(The task) Reproduce the data below in full and exclude every picture.

═══

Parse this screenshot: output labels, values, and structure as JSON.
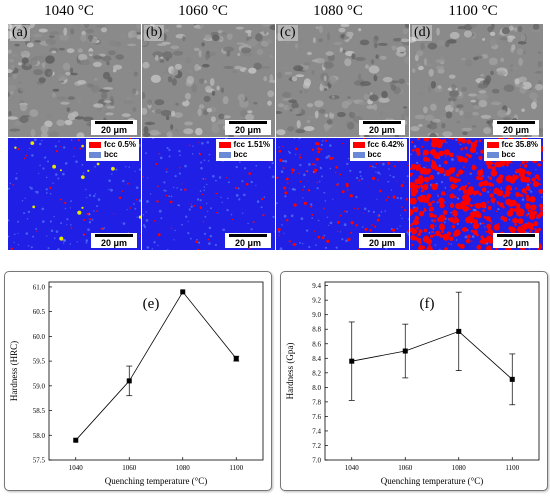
{
  "temperatures": [
    "1040 °C",
    "1060 °C",
    "1080 °C",
    "1100 °C"
  ],
  "sem_panels": [
    {
      "tag": "(a)",
      "scale": "20 μm"
    },
    {
      "tag": "(b)",
      "scale": "20 μm"
    },
    {
      "tag": "(c)",
      "scale": "20 μm"
    },
    {
      "tag": "(d)",
      "scale": "20 μm"
    }
  ],
  "ebsd_panels": [
    {
      "fcc_label": "fcc 0.5%",
      "bcc_label": "bcc",
      "scale": "20 μm",
      "fcc_fraction": 0.005
    },
    {
      "fcc_label": "fcc 1.51%",
      "bcc_label": "bcc",
      "scale": "20 μm",
      "fcc_fraction": 0.0151
    },
    {
      "fcc_label": "fcc 6.42%",
      "bcc_label": "bcc",
      "scale": "20 μm",
      "fcc_fraction": 0.0642
    },
    {
      "fcc_label": "fcc 35.8%",
      "bcc_label": "bcc",
      "scale": "20 μm",
      "fcc_fraction": 0.358
    }
  ],
  "colors": {
    "fcc": "#ff0000",
    "bcc": "#1f1fe6",
    "legend_bcc": "#6a8ad8"
  },
  "chart_data": [
    {
      "type": "line",
      "panel_label": "(e)",
      "x": [
        1040,
        1060,
        1080,
        1100
      ],
      "y": [
        57.9,
        59.1,
        60.9,
        59.55
      ],
      "yerr": [
        0,
        0.3,
        0,
        0.05
      ],
      "xlabel": "Quenching temperature (°C)",
      "ylabel": "Hardness (HRC)",
      "ylim": [
        57.5,
        61.1
      ],
      "yticks": [
        "57.5",
        "58.0",
        "58.5",
        "59.0",
        "59.5",
        "60.0",
        "60.5",
        "61.0"
      ],
      "ytick_values": [
        57.5,
        58.0,
        58.5,
        59.0,
        59.5,
        60.0,
        60.5,
        61.0
      ],
      "xticks": [
        "1040",
        "1060",
        "1080",
        "1100"
      ],
      "xlim": [
        1030,
        1110
      ]
    },
    {
      "type": "line",
      "panel_label": "(f)",
      "x": [
        1040,
        1060,
        1080,
        1100
      ],
      "y": [
        8.36,
        8.5,
        8.77,
        8.11
      ],
      "yerr": [
        0.54,
        0.37,
        0.54,
        0.35
      ],
      "xlabel": "Quenching temperature (°C)",
      "ylabel": "Hardness (Gpa)",
      "ylim": [
        7.0,
        9.45
      ],
      "yticks": [
        "7.0",
        "7.2",
        "7.4",
        "7.6",
        "7.8",
        "8.0",
        "8.2",
        "8.4",
        "8.6",
        "8.8",
        "9.0",
        "9.2",
        "9.4"
      ],
      "ytick_values": [
        7.0,
        7.2,
        7.4,
        7.6,
        7.8,
        8.0,
        8.2,
        8.4,
        8.6,
        8.8,
        9.0,
        9.2,
        9.4
      ],
      "xticks": [
        "1040",
        "1060",
        "1080",
        "1100"
      ],
      "xlim": [
        1030,
        1110
      ]
    }
  ]
}
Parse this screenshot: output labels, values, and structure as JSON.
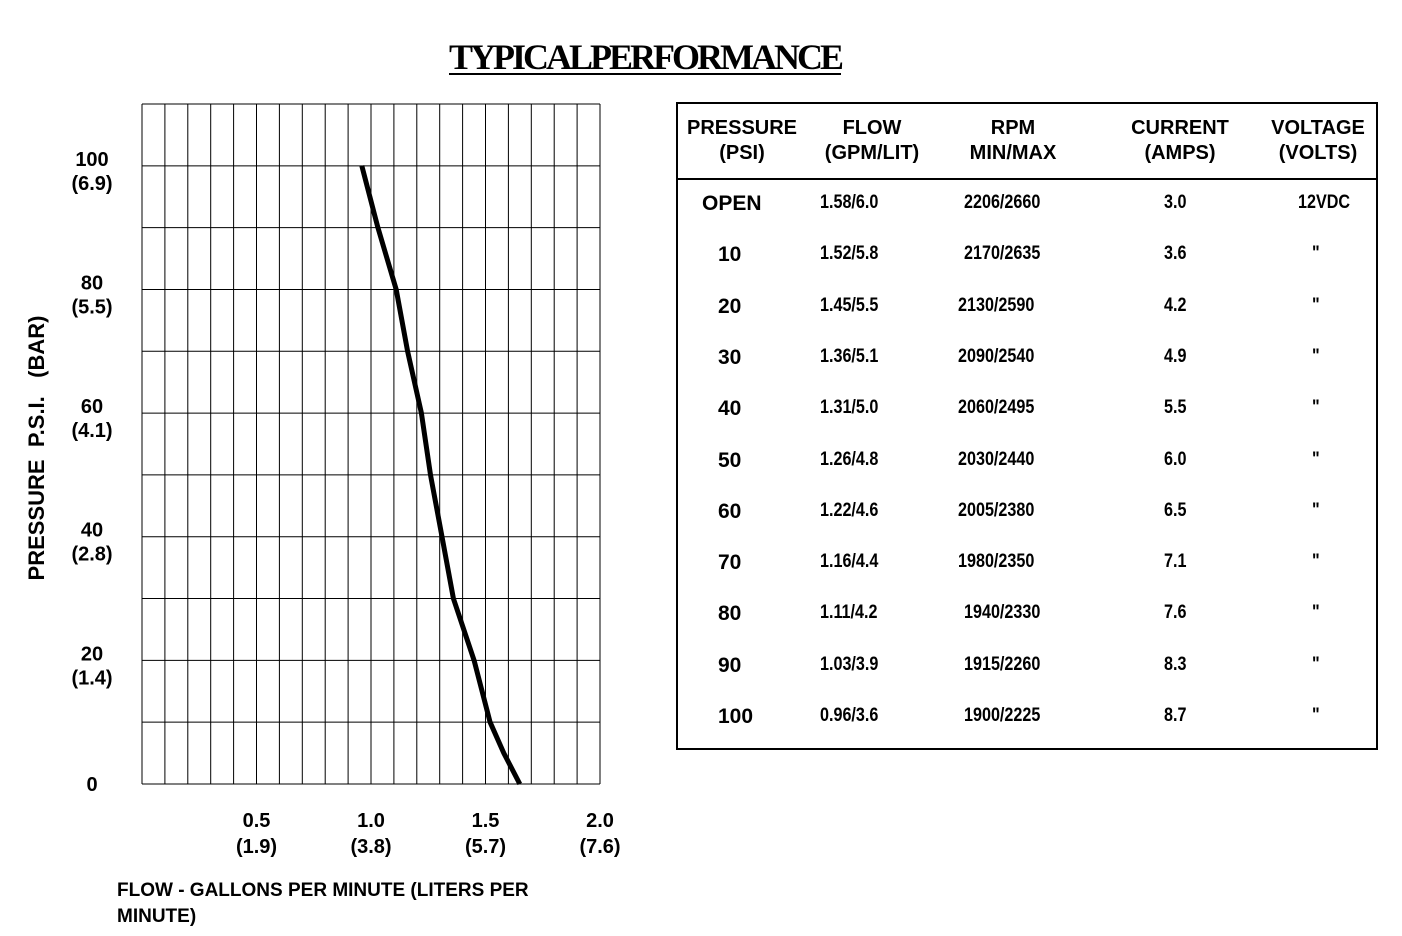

═══

(Written answer)
Parse this screenshot: output labels, values, and structure as JSON.
{
  "temperatures": [
    "1040 °C",
    "1060 °C",
    "1080 °C",
    "1100 °C"
  ],
  "sem_panels": [
    {
      "tag": "(a)",
      "scale": "20 μm"
    },
    {
      "tag": "(b)",
      "scale": "20 μm"
    },
    {
      "tag": "(c)",
      "scale": "20 μm"
    },
    {
      "tag": "(d)",
      "scale": "20 μm"
    }
  ],
  "ebsd_panels": [
    {
      "fcc_label": "fcc 0.5%",
      "bcc_label": "bcc",
      "scale": "20 μm",
      "fcc_fraction": 0.005
    },
    {
      "fcc_label": "fcc 1.51%",
      "bcc_label": "bcc",
      "scale": "20 μm",
      "fcc_fraction": 0.0151
    },
    {
      "fcc_label": "fcc 6.42%",
      "bcc_label": "bcc",
      "scale": "20 μm",
      "fcc_fraction": 0.0642
    },
    {
      "fcc_label": "fcc 35.8%",
      "bcc_label": "bcc",
      "scale": "20 μm",
      "fcc_fraction": 0.358
    }
  ],
  "colors": {
    "fcc": "#ff0000",
    "bcc": "#1f1fe6",
    "legend_bcc": "#6a8ad8"
  },
  "chart_data": [
    {
      "type": "line",
      "panel_label": "(e)",
      "x": [
        1040,
        1060,
        1080,
        1100
      ],
      "y": [
        57.9,
        59.1,
        60.9,
        59.55
      ],
      "yerr": [
        0,
        0.3,
        0,
        0.05
      ],
      "xlabel": "Quenching temperature (°C)",
      "ylabel": "Hardness (HRC)",
      "ylim": [
        57.5,
        61.1
      ],
      "yticks": [
        "57.5",
        "58.0",
        "58.5",
        "59.0",
        "59.5",
        "60.0",
        "60.5",
        "61.0"
      ],
      "ytick_values": [
        57.5,
        58.0,
        58.5,
        59.0,
        59.5,
        60.0,
        60.5,
        61.0
      ],
      "xticks": [
        "1040",
        "1060",
        "1080",
        "1100"
      ],
      "xlim": [
        1030,
        1110
      ]
    },
    {
      "type": "line",
      "panel_label": "(f)",
      "x": [
        1040,
        1060,
        1080,
        1100
      ],
      "y": [
        8.36,
        8.5,
        8.77,
        8.11
      ],
      "yerr": [
        0.54,
        0.37,
        0.54,
        0.35
      ],
      "xlabel": "Quenching temperature (°C)",
      "ylabel": "Hardness (Gpa)",
      "ylim": [
        7.0,
        9.45
      ],
      "yticks": [
        "7.0",
        "7.2",
        "7.4",
        "7.6",
        "7.8",
        "8.0",
        "8.2",
        "8.4",
        "8.6",
        "8.8",
        "9.0",
        "9.2",
        "9.4"
      ],
      "ytick_values": [
        7.0,
        7.2,
        7.4,
        7.6,
        7.8,
        8.0,
        8.2,
        8.4,
        8.6,
        8.8,
        9.0,
        9.2,
        9.4
      ],
      "xticks": [
        "1040",
        "1060",
        "1080",
        "1100"
      ],
      "xlim": [
        1030,
        1110
      ]
    }
  ]
}
Parse this screenshot: output labels, values, and structure as JSON.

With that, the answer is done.